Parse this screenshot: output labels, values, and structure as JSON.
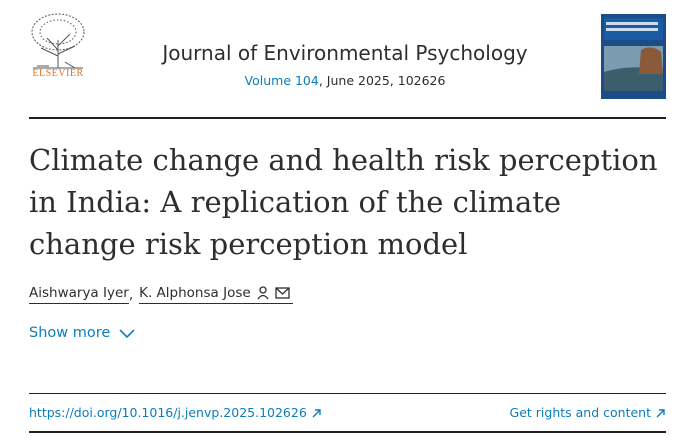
{
  "header": {
    "publisher": "ELSEVIER",
    "journal": "Journal of Environmental Psychology",
    "volume": "Volume 104",
    "issue_info": ", June 2025, 102626"
  },
  "article": {
    "title": "Climate change and health risk perception in India: A replication of the climate change risk perception model",
    "authors": [
      "Aishwarya Iyer",
      "K. Alphonsa Jose"
    ],
    "author_separator": ",",
    "show_more": "Show more"
  },
  "links": {
    "doi": "https://doi.org/10.1016/j.jenvp.2025.102626",
    "rights": "Get rights and content"
  }
}
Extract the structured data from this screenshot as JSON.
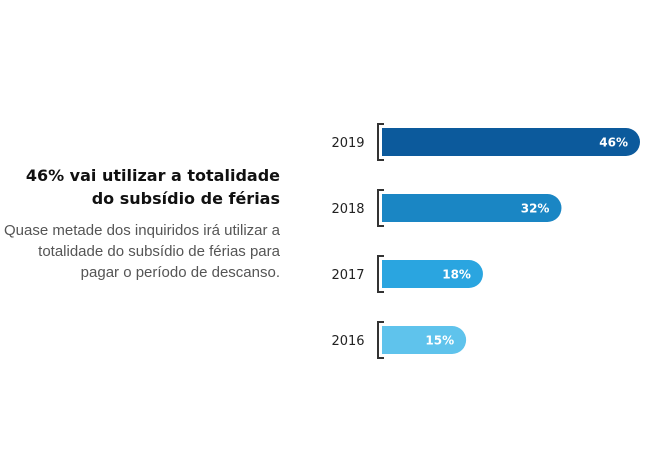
{
  "headline": "46% vai utilizar a totalidade do subsídio de férias",
  "description": "Quase metade dos inquiridos irá utilizar a totalidade do subsídio de férias para pagar o período de descanso.",
  "chart_data": {
    "type": "bar",
    "orientation": "horizontal",
    "categories": [
      "2019",
      "2018",
      "2017",
      "2016"
    ],
    "values": [
      46,
      32,
      18,
      15
    ],
    "value_labels": [
      "46%",
      "32%",
      "18%",
      "15%"
    ],
    "colors": [
      "#0c5a9c",
      "#1a86c4",
      "#2aa5e0",
      "#5fc3ec"
    ],
    "xlim": [
      0,
      46
    ],
    "grid": false,
    "legend": "none"
  }
}
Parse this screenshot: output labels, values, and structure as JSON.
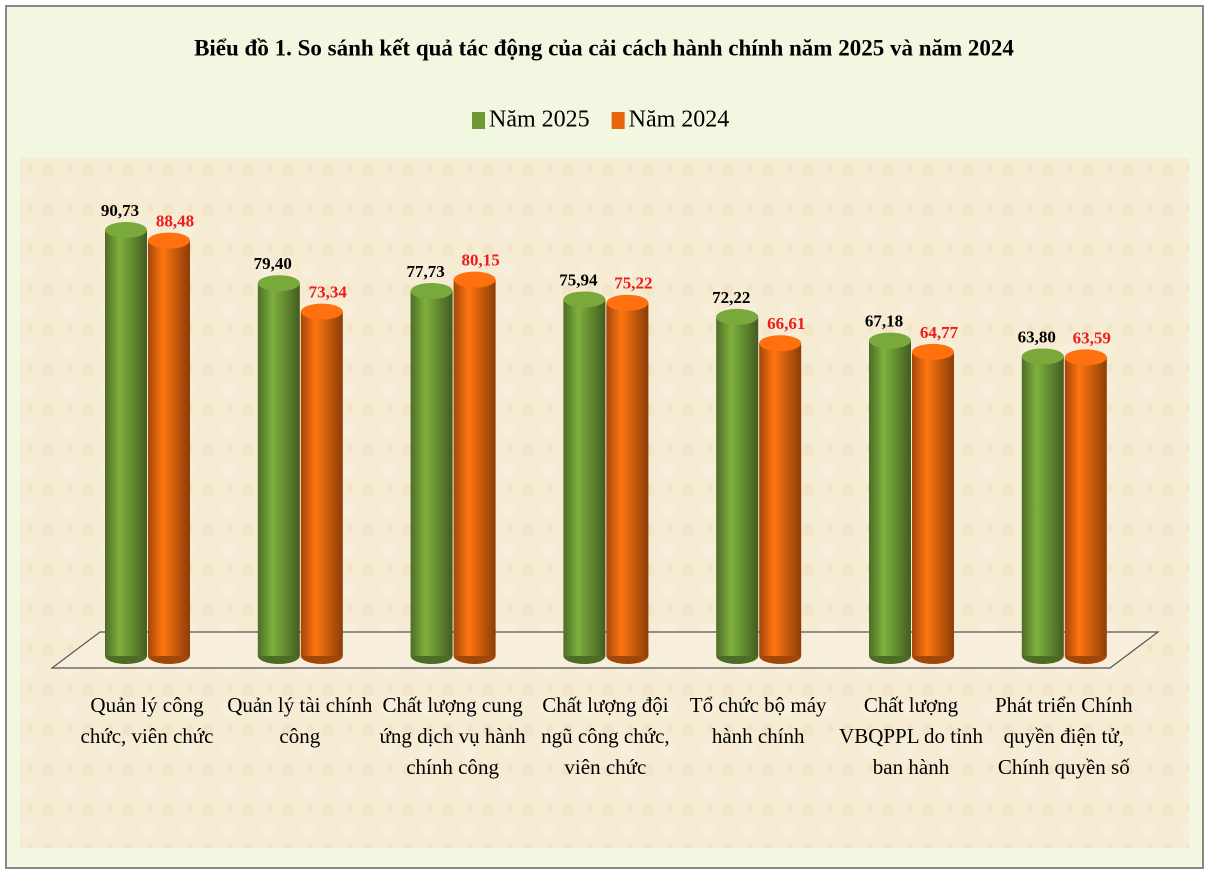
{
  "chart_data": {
    "type": "bar",
    "title": "Biểu đồ 1. So sánh kết quả tác động của cải cách hành chính năm 2025 và năm 2024",
    "categories": [
      "Quản lý công chức, viên chức",
      "Quản lý tài chính công",
      "Chất lượng cung ứng dịch vụ hành chính công",
      "Chất lượng đội ngũ công chức, viên chức",
      "Tổ chức bộ máy hành chính",
      "Chất lượng VBQPPL do tỉnh ban hành",
      "Phát triển Chính quyền điện tử, Chính quyền số"
    ],
    "series": [
      {
        "name": "Năm 2025",
        "color": "#6e9a36",
        "label_color": "#000000",
        "values": [
          90.73,
          79.4,
          77.73,
          75.94,
          72.22,
          67.18,
          63.8
        ],
        "value_labels": [
          "90,73",
          "79,40",
          "77,73",
          "75,94",
          "72,22",
          "67,18",
          "63,80"
        ]
      },
      {
        "name": "Năm 2024",
        "color": "#e8660e",
        "label_color": "#ee1c1c",
        "values": [
          88.48,
          73.34,
          80.15,
          75.22,
          66.61,
          64.77,
          63.59
        ],
        "value_labels": [
          "88,48",
          "73,34",
          "80,15",
          "75,22",
          "66,61",
          "64,77",
          "63,59"
        ]
      }
    ]
  }
}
=====
What the task requires: Look through the records and gather each line with the word "utilizar".

Output of the exercise:
  "headline": "46% vai utilizar a totalidade do subsídio de férias",
  "description": "Quase metade dos inquiridos irá utilizar a totalidade do subsídio de férias para pagar o período de descanso.",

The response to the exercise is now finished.